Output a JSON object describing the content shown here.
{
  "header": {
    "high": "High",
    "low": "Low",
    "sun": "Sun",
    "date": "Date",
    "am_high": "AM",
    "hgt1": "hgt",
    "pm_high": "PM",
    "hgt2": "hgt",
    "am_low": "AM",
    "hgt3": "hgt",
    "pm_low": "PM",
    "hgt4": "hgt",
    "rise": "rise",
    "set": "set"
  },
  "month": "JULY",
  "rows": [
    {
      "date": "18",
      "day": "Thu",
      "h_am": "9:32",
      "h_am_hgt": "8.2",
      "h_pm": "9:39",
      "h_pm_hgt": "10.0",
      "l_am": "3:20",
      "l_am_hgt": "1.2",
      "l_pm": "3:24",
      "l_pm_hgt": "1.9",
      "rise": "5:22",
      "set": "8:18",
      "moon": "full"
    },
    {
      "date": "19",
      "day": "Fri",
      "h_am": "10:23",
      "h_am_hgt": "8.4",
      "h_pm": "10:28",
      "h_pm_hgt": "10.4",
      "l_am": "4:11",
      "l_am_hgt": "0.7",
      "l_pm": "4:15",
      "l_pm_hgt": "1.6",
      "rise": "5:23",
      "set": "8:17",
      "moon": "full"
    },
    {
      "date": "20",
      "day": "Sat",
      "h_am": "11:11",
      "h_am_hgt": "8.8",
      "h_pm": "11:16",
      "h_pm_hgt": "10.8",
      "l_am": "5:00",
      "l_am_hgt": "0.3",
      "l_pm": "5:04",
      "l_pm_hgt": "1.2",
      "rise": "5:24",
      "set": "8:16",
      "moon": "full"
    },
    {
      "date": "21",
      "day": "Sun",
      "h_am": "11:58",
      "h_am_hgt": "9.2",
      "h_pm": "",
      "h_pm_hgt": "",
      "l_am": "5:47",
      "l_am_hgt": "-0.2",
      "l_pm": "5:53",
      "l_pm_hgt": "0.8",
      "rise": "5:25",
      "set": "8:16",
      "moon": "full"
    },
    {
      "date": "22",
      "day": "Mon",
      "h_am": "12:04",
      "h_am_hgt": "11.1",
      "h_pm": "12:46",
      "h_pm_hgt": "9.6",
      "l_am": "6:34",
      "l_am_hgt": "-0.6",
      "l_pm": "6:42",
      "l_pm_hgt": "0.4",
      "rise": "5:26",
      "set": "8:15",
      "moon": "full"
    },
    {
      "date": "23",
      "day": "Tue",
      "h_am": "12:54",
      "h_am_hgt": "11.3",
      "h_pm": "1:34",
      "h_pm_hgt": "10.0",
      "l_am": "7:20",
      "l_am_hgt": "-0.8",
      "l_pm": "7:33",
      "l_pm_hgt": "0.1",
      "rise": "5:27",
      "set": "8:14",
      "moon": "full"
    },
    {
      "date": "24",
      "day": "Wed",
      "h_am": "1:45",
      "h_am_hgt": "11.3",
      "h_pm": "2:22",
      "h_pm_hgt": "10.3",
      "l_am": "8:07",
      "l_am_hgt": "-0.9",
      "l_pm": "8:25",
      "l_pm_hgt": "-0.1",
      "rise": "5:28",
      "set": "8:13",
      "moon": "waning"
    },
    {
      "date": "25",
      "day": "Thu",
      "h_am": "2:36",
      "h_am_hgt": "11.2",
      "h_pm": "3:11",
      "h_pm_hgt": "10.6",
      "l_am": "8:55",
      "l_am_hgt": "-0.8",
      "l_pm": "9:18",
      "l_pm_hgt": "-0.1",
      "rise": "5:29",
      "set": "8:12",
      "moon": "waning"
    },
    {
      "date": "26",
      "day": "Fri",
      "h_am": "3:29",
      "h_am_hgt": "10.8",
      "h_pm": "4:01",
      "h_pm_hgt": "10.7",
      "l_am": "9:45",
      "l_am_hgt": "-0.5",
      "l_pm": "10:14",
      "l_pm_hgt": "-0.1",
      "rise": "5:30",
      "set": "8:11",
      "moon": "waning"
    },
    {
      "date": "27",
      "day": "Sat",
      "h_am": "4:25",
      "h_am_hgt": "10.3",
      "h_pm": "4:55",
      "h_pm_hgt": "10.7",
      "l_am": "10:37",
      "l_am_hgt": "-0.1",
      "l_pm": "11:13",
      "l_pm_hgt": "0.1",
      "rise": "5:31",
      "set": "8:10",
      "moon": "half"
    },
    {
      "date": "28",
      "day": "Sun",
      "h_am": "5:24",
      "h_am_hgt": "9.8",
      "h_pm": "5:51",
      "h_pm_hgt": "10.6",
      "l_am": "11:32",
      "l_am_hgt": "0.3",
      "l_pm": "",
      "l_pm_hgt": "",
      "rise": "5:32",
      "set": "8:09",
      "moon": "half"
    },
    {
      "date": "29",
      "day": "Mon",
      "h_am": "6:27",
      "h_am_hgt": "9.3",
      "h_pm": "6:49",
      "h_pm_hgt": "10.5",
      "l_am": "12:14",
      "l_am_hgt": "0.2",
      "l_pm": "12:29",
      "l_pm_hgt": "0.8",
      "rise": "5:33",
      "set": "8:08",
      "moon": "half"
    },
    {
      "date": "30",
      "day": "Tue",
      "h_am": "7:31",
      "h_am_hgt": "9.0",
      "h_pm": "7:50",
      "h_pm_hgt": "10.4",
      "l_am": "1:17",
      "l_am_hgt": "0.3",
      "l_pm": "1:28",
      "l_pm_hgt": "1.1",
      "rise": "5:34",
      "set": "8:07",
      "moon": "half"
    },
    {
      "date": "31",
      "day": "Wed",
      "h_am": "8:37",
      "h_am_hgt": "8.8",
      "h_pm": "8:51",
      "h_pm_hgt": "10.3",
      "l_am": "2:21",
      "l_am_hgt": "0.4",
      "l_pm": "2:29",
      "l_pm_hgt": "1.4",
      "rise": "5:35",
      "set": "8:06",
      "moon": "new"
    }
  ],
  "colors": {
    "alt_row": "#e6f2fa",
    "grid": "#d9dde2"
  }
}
━━━━━━━━
Exercise directions ▸ Reproduce the complete set of lines precisely as supplied.

Answer to this problem ▸
Output a JSON object describing the content shown here.
{
  "header": {
    "high": "High",
    "low": "Low",
    "sun": "Sun",
    "date": "Date",
    "am_high": "AM",
    "hgt1": "hgt",
    "pm_high": "PM",
    "hgt2": "hgt",
    "am_low": "AM",
    "hgt3": "hgt",
    "pm_low": "PM",
    "hgt4": "hgt",
    "rise": "rise",
    "set": "set"
  },
  "month": "JULY",
  "rows": [
    {
      "date": "18",
      "day": "Thu",
      "h_am": "9:32",
      "h_am_hgt": "8.2",
      "h_pm": "9:39",
      "h_pm_hgt": "10.0",
      "l_am": "3:20",
      "l_am_hgt": "1.2",
      "l_pm": "3:24",
      "l_pm_hgt": "1.9",
      "rise": "5:22",
      "set": "8:18",
      "moon": "full"
    },
    {
      "date": "19",
      "day": "Fri",
      "h_am": "10:23",
      "h_am_hgt": "8.4",
      "h_pm": "10:28",
      "h_pm_hgt": "10.4",
      "l_am": "4:11",
      "l_am_hgt": "0.7",
      "l_pm": "4:15",
      "l_pm_hgt": "1.6",
      "rise": "5:23",
      "set": "8:17",
      "moon": "full"
    },
    {
      "date": "20",
      "day": "Sat",
      "h_am": "11:11",
      "h_am_hgt": "8.8",
      "h_pm": "11:16",
      "h_pm_hgt": "10.8",
      "l_am": "5:00",
      "l_am_hgt": "0.3",
      "l_pm": "5:04",
      "l_pm_hgt": "1.2",
      "rise": "5:24",
      "set": "8:16",
      "moon": "full"
    },
    {
      "date": "21",
      "day": "Sun",
      "h_am": "11:58",
      "h_am_hgt": "9.2",
      "h_pm": "",
      "h_pm_hgt": "",
      "l_am": "5:47",
      "l_am_hgt": "-0.2",
      "l_pm": "5:53",
      "l_pm_hgt": "0.8",
      "rise": "5:25",
      "set": "8:16",
      "moon": "full"
    },
    {
      "date": "22",
      "day": "Mon",
      "h_am": "12:04",
      "h_am_hgt": "11.1",
      "h_pm": "12:46",
      "h_pm_hgt": "9.6",
      "l_am": "6:34",
      "l_am_hgt": "-0.6",
      "l_pm": "6:42",
      "l_pm_hgt": "0.4",
      "rise": "5:26",
      "set": "8:15",
      "moon": "full"
    },
    {
      "date": "23",
      "day": "Tue",
      "h_am": "12:54",
      "h_am_hgt": "11.3",
      "h_pm": "1:34",
      "h_pm_hgt": "10.0",
      "l_am": "7:20",
      "l_am_hgt": "-0.8",
      "l_pm": "7:33",
      "l_pm_hgt": "0.1",
      "rise": "5:27",
      "set": "8:14",
      "moon": "full"
    },
    {
      "date": "24",
      "day": "Wed",
      "h_am": "1:45",
      "h_am_hgt": "11.3",
      "h_pm": "2:22",
      "h_pm_hgt": "10.3",
      "l_am": "8:07",
      "l_am_hgt": "-0.9",
      "l_pm": "8:25",
      "l_pm_hgt": "-0.1",
      "rise": "5:28",
      "set": "8:13",
      "moon": "waning"
    },
    {
      "date": "25",
      "day": "Thu",
      "h_am": "2:36",
      "h_am_hgt": "11.2",
      "h_pm": "3:11",
      "h_pm_hgt": "10.6",
      "l_am": "8:55",
      "l_am_hgt": "-0.8",
      "l_pm": "9:18",
      "l_pm_hgt": "-0.1",
      "rise": "5:29",
      "set": "8:12",
      "moon": "waning"
    },
    {
      "date": "26",
      "day": "Fri",
      "h_am": "3:29",
      "h_am_hgt": "10.8",
      "h_pm": "4:01",
      "h_pm_hgt": "10.7",
      "l_am": "9:45",
      "l_am_hgt": "-0.5",
      "l_pm": "10:14",
      "l_pm_hgt": "-0.1",
      "rise": "5:30",
      "set": "8:11",
      "moon": "waning"
    },
    {
      "date": "27",
      "day": "Sat",
      "h_am": "4:25",
      "h_am_hgt": "10.3",
      "h_pm": "4:55",
      "h_pm_hgt": "10.7",
      "l_am": "10:37",
      "l_am_hgt": "-0.1",
      "l_pm": "11:13",
      "l_pm_hgt": "0.1",
      "rise": "5:31",
      "set": "8:10",
      "moon": "half"
    },
    {
      "date": "28",
      "day": "Sun",
      "h_am": "5:24",
      "h_am_hgt": "9.8",
      "h_pm": "5:51",
      "h_pm_hgt": "10.6",
      "l_am": "11:32",
      "l_am_hgt": "0.3",
      "l_pm": "",
      "l_pm_hgt": "",
      "rise": "5:32",
      "set": "8:09",
      "moon": "half"
    },
    {
      "date": "29",
      "day": "Mon",
      "h_am": "6:27",
      "h_am_hgt": "9.3",
      "h_pm": "6:49",
      "h_pm_hgt": "10.5",
      "l_am": "12:14",
      "l_am_hgt": "0.2",
      "l_pm": "12:29",
      "l_pm_hgt": "0.8",
      "rise": "5:33",
      "set": "8:08",
      "moon": "half"
    },
    {
      "date": "30",
      "day": "Tue",
      "h_am": "7:31",
      "h_am_hgt": "9.0",
      "h_pm": "7:50",
      "h_pm_hgt": "10.4",
      "l_am": "1:17",
      "l_am_hgt": "0.3",
      "l_pm": "1:28",
      "l_pm_hgt": "1.1",
      "rise": "5:34",
      "set": "8:07",
      "moon": "half"
    },
    {
      "date": "31",
      "day": "Wed",
      "h_am": "8:37",
      "h_am_hgt": "8.8",
      "h_pm": "8:51",
      "h_pm_hgt": "10.3",
      "l_am": "2:21",
      "l_am_hgt": "0.4",
      "l_pm": "2:29",
      "l_pm_hgt": "1.4",
      "rise": "5:35",
      "set": "8:06",
      "moon": "new"
    }
  ],
  "colors": {
    "alt_row": "#e6f2fa",
    "grid": "#d9dde2"
  }
}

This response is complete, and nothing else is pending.